● The task
Search the records that follow and extract every line containing the string "Jacke".
— BEGIN Exercise inputs —
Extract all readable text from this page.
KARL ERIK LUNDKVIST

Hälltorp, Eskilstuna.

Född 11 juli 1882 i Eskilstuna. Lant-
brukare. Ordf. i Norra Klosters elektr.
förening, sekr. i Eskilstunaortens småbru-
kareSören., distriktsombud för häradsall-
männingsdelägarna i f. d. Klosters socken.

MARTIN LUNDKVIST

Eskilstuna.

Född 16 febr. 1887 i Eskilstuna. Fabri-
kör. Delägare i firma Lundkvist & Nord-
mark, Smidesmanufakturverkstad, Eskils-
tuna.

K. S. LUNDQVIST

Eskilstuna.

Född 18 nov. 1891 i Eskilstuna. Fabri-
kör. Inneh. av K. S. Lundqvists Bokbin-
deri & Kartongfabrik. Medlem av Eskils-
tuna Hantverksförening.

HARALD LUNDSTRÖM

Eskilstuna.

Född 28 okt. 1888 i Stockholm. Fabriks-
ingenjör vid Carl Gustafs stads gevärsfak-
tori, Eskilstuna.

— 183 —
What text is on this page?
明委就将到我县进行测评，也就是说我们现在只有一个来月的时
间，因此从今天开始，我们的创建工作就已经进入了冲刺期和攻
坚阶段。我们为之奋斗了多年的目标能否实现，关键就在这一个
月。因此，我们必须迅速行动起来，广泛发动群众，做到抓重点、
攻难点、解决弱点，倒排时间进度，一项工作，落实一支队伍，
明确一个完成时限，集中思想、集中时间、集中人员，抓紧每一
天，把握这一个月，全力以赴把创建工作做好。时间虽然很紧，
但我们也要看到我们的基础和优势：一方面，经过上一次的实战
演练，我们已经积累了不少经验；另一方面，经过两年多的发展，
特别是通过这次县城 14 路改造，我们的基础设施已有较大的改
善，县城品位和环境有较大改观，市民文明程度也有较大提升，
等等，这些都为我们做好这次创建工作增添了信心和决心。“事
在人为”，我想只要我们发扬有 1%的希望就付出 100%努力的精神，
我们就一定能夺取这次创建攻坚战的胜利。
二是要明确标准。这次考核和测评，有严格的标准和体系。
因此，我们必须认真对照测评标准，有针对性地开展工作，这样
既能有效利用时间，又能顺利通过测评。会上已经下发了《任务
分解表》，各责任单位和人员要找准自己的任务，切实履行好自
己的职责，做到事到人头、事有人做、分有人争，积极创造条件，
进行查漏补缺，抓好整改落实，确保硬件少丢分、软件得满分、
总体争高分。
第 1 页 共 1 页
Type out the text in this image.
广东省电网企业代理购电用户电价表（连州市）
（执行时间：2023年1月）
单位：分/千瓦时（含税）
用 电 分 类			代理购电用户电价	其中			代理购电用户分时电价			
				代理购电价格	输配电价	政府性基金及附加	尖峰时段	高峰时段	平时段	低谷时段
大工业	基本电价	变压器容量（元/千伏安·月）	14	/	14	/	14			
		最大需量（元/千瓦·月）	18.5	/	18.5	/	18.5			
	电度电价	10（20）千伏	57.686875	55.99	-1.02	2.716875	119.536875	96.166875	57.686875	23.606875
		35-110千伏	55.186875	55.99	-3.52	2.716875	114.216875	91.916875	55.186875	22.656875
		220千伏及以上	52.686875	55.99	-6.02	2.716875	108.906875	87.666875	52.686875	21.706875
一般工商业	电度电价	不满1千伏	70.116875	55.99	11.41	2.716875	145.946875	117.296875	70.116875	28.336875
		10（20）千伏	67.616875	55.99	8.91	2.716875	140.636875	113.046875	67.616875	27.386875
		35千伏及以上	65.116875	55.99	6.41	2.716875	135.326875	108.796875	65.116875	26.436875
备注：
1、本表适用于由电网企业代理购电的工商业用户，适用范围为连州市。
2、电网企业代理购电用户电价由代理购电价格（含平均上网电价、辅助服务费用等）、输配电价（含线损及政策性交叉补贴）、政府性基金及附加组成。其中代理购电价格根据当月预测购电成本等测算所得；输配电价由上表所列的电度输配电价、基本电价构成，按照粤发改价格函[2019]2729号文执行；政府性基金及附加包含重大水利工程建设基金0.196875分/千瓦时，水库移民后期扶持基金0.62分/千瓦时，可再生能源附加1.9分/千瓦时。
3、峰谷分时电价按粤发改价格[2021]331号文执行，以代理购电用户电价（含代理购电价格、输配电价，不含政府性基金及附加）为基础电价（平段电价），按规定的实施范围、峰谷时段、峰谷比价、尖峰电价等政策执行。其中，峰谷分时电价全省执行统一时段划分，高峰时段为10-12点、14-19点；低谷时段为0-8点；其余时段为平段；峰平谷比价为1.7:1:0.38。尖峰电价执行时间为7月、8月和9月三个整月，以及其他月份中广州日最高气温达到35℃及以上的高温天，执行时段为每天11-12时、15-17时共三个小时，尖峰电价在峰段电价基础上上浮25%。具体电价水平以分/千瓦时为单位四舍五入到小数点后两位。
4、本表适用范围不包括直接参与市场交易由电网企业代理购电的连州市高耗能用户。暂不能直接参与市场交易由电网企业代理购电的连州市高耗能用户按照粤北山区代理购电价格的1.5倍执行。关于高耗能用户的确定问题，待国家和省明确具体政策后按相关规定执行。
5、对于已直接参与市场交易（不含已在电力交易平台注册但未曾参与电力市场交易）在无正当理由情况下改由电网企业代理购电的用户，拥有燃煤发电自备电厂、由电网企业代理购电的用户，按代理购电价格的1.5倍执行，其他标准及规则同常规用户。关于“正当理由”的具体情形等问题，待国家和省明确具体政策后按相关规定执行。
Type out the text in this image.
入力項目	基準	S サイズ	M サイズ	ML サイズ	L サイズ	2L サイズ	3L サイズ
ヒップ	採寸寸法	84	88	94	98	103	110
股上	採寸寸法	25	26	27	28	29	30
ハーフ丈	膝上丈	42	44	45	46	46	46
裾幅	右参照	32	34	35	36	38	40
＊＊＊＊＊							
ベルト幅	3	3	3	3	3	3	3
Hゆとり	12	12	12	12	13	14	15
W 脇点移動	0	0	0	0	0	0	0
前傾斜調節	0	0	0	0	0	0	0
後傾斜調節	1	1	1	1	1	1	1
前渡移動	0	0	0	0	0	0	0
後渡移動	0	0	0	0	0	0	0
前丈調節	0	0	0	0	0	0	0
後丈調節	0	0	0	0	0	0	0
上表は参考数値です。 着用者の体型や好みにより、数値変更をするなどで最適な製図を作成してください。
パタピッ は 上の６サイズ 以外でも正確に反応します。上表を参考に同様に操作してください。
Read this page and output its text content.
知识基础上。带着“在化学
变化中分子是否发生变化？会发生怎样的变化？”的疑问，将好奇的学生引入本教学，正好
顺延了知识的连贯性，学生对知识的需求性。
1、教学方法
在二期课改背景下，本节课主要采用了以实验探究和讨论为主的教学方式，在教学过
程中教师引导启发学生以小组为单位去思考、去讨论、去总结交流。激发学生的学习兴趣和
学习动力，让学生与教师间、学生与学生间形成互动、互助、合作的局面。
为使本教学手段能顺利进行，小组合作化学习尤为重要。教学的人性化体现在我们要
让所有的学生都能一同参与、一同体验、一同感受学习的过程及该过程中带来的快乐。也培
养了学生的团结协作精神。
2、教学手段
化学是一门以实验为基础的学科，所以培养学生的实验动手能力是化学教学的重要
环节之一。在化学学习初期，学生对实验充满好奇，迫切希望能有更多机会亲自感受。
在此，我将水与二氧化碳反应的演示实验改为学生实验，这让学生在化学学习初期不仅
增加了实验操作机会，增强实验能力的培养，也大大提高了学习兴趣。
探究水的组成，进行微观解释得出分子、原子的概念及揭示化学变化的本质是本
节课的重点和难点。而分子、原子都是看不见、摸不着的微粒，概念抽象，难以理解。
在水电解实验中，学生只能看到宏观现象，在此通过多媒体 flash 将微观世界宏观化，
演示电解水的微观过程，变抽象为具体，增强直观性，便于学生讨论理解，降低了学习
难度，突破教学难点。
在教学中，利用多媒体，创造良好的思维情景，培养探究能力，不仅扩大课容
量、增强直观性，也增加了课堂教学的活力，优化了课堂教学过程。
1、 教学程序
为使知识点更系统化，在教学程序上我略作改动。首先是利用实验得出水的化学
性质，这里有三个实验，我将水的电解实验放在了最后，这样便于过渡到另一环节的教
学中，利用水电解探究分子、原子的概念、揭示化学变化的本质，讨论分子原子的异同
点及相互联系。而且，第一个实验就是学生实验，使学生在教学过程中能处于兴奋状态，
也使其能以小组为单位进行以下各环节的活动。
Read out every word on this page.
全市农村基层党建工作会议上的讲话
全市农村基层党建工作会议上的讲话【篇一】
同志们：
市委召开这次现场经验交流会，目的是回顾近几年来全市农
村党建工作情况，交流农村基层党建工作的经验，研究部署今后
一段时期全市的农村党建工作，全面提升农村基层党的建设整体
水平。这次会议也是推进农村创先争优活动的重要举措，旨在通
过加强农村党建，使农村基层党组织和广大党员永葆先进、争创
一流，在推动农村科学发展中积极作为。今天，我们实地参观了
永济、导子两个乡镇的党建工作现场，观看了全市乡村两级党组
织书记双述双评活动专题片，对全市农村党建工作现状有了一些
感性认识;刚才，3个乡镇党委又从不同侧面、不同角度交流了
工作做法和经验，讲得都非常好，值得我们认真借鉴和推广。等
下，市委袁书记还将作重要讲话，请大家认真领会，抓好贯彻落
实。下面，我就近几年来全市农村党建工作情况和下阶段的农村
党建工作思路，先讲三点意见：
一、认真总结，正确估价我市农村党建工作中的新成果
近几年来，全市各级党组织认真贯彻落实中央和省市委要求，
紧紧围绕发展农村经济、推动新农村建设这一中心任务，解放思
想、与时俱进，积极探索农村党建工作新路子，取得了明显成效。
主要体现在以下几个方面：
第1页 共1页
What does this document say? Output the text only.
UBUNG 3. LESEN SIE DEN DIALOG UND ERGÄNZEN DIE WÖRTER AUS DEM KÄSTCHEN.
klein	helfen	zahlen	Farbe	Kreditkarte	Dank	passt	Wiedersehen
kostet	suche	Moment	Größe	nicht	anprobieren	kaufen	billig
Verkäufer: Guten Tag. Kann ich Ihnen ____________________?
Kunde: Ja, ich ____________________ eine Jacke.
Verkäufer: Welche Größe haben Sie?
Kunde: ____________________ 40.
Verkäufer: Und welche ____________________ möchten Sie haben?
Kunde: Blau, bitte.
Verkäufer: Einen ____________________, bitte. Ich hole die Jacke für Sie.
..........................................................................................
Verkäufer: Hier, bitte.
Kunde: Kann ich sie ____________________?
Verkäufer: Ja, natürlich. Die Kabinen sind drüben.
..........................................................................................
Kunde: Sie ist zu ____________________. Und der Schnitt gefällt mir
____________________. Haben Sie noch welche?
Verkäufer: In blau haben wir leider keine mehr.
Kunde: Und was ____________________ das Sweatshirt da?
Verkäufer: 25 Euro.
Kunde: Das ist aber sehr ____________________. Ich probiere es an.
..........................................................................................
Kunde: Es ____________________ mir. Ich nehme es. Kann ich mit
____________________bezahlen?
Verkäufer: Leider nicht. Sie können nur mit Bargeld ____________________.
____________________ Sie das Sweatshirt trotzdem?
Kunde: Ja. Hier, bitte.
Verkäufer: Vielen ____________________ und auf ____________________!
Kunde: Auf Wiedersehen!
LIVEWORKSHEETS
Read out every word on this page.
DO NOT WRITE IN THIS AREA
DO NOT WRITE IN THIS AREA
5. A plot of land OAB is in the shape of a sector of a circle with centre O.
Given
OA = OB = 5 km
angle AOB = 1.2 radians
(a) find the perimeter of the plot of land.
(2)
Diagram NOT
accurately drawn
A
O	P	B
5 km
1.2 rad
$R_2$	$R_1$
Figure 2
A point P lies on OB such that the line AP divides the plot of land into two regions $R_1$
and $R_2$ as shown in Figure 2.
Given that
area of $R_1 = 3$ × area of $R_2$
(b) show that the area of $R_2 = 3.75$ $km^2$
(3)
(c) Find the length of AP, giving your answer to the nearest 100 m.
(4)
— END Exercise inputs —
● Output
Kunde: Ja, ich ____________________ eine Jacke.
Verkäufer: Einen ____________________, bitte. Ich hole die Jacke für Sie.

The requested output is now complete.